What you should do: Set down, in full, every record in the block.

Data supplied:
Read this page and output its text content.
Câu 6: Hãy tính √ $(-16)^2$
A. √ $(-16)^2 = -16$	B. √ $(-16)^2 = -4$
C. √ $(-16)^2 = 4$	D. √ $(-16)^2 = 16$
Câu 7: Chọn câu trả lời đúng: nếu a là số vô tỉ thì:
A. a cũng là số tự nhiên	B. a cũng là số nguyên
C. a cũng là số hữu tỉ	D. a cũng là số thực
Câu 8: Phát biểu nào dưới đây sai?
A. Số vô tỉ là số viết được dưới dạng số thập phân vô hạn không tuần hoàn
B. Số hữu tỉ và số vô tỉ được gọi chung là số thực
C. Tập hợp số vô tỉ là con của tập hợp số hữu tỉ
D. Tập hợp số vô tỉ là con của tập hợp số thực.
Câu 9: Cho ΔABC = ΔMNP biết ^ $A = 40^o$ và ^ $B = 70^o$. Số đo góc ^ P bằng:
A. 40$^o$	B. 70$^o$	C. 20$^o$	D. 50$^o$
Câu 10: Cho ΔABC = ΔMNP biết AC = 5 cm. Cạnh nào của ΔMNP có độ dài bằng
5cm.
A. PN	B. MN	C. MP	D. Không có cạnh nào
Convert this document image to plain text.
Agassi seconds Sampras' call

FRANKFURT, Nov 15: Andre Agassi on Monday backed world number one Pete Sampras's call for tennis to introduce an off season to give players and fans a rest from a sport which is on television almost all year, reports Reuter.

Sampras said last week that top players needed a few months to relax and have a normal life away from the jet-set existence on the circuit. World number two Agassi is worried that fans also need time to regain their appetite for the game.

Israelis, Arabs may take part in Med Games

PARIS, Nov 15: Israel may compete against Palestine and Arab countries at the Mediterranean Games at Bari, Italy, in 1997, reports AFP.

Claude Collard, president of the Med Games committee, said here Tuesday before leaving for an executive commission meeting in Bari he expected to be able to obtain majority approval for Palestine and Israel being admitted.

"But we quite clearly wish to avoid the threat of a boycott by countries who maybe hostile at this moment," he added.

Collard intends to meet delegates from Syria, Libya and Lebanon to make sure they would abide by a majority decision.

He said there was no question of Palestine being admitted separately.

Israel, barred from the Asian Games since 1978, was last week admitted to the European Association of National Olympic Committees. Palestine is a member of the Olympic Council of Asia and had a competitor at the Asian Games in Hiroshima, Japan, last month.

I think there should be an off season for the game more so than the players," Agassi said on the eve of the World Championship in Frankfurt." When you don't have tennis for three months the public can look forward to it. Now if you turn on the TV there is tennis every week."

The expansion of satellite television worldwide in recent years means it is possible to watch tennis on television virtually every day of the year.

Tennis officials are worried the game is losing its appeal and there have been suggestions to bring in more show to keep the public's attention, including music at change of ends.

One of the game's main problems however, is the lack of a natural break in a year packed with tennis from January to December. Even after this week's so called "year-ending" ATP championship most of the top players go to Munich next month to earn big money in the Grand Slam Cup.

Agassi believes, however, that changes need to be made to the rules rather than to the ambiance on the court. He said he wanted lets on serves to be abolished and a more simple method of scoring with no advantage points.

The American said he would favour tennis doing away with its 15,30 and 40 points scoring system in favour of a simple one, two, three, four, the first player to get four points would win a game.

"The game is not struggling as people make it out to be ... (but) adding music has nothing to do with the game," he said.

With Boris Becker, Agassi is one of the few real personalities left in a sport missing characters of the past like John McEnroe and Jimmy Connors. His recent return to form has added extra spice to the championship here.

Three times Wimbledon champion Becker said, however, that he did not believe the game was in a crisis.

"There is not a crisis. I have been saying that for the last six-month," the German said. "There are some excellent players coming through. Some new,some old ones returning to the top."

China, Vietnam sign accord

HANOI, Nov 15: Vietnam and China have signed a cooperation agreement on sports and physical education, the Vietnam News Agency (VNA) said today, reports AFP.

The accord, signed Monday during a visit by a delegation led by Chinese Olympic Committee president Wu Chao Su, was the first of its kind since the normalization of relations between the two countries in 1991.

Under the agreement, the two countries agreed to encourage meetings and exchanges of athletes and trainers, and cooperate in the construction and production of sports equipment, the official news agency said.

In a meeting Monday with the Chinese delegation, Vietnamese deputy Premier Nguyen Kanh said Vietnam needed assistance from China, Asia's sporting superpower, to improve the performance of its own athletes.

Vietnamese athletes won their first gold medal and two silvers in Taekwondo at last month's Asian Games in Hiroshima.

Solution:
Read this page and output its text content.
Câu 6: Hãy tính √ $(-16)^2$
A. √ $(-16)^2 = -16$	B. √ $(-16)^2 = -4$
C. √ $(-16)^2 = 4$	D. √ $(-16)^2 = 16$
Câu 7: Chọn câu trả lời đúng: nếu a là số vô tỉ thì:
A. a cũng là số tự nhiên	B. a cũng là số nguyên
C. a cũng là số hữu tỉ	D. a cũng là số thực
Câu 8: Phát biểu nào dưới đây sai?
A. Số vô tỉ là số viết được dưới dạng số thập phân vô hạn không tuần hoàn
B. Số hữu tỉ và số vô tỉ được gọi chung là số thực
C. Tập hợp số vô tỉ là con của tập hợp số hữu tỉ
D. Tập hợp số vô tỉ là con của tập hợp số thực.
Câu 9: Cho ΔABC = ΔMNP biết ^ $A = 40^o$ và ^ $B = 70^o$. Số đo góc ^ P bằng:
A. 40$^o$	B. 70$^o$	C. 20$^o$	D. 50$^o$
Câu 10: Cho ΔABC = ΔMNP biết AC = 5 cm. Cạnh nào của ΔMNP có độ dài bằng
5cm.
A. PN	B. MN	C. MP	D. Không có cạnh nào
Convert this document image to plain text.
Agassi seconds Sampras' call

FRANKFURT, Nov 15: Andre Agassi on Monday backed world number one Pete Sampras's call for tennis to introduce an off season to give players and fans a rest from a sport which is on television almost all year, reports Reuter.

Sampras said last week that top players needed a few months to relax and have a normal life away from the jet-set existence on the circuit. World number two Agassi is worried that fans also need time to regain their appetite for the game.

Israelis, Arabs may take part in Med Games

PARIS, Nov 15: Israel may compete against Palestine and Arab countries at the Mediterranean Games at Bari, Italy, in 1997, reports AFP.

Claude Collard, president of the Med Games committee, said here Tuesday before leaving for an executive commission meeting in Bari he expected to be able to obtain majority approval for Palestine and Israel being admitted.

"But we quite clearly wish to avoid the threat of a boycott by countries who maybe hostile at this moment," he added.

Collard intends to meet delegates from Syria, Libya and Lebanon to make sure they would abide by a majority decision.

He said there was no question of Palestine being admitted separately.

Israel, barred from the Asian Games since 1978, was last week admitted to the European Association of National Olympic Committees. Palestine is a member of the Olympic Council of Asia and had a competitor at the Asian Games in Hiroshima, Japan, last month.

I think there should be an off season for the game more so than the players," Agassi said on the eve of the World Championship in Frankfurt." When you don't have tennis for three months the public can look forward to it. Now if you turn on the TV there is tennis every week."

The expansion of satellite television worldwide in recent years means it is possible to watch tennis on television virtually every day of the year.

Tennis officials are worried the game is losing its appeal and there have been suggestions to bring in more show to keep the public's attention, including music at change of ends.

One of the game's main problems however, is the lack of a natural break in a year packed with tennis from January to December. Even after this week's so called "year-ending" ATP championship most of the top players go to Munich next month to earn big money in the Grand Slam Cup.

Agassi believes, however, that changes need to be made to the rules rather than to the ambiance on the court. He said he wanted lets on serves to be abolished and a more simple method of scoring with no advantage points.

The American said he would favour tennis doing away with its 15,30 and 40 points scoring system in favour of a simple one, two, three, four, the first player to get four points would win a game.

"The game is not struggling as people make it out to be ... (but) adding music has nothing to do with the game," he said.

With Boris Becker, Agassi is one of the few real personalities left in a sport missing characters of the past like John McEnroe and Jimmy Connors. His recent return to form has added extra spice to the championship here.

Three times Wimbledon champion Becker said, however, that he did not believe the game was in a crisis.

"There is not a crisis. I have been saying that for the last six-month," the German said. "There are some excellent players coming through. Some new,some old ones returning to the top."

China, Vietnam sign accord

HANOI, Nov 15: Vietnam and China have signed a cooperation agreement on sports and physical education, the Vietnam News Agency (VNA) said today, reports AFP.

The accord, signed Monday during a visit by a delegation led by Chinese Olympic Committee president Wu Chao Su, was the first of its kind since the normalization of relations between the two countries in 1991.

Under the agreement, the two countries agreed to encourage meetings and exchanges of athletes and trainers, and cooperate in the construction and production of sports equipment, the official news agency said.

In a meeting Monday with the Chinese delegation, Vietnamese deputy Premier Nguyen Kanh said Vietnam needed assistance from China, Asia's sporting superpower, to improve the performance of its own athletes.

Vietnamese athletes won their first gold medal and two silvers in Taekwondo at last month's Asian Games in Hiroshima.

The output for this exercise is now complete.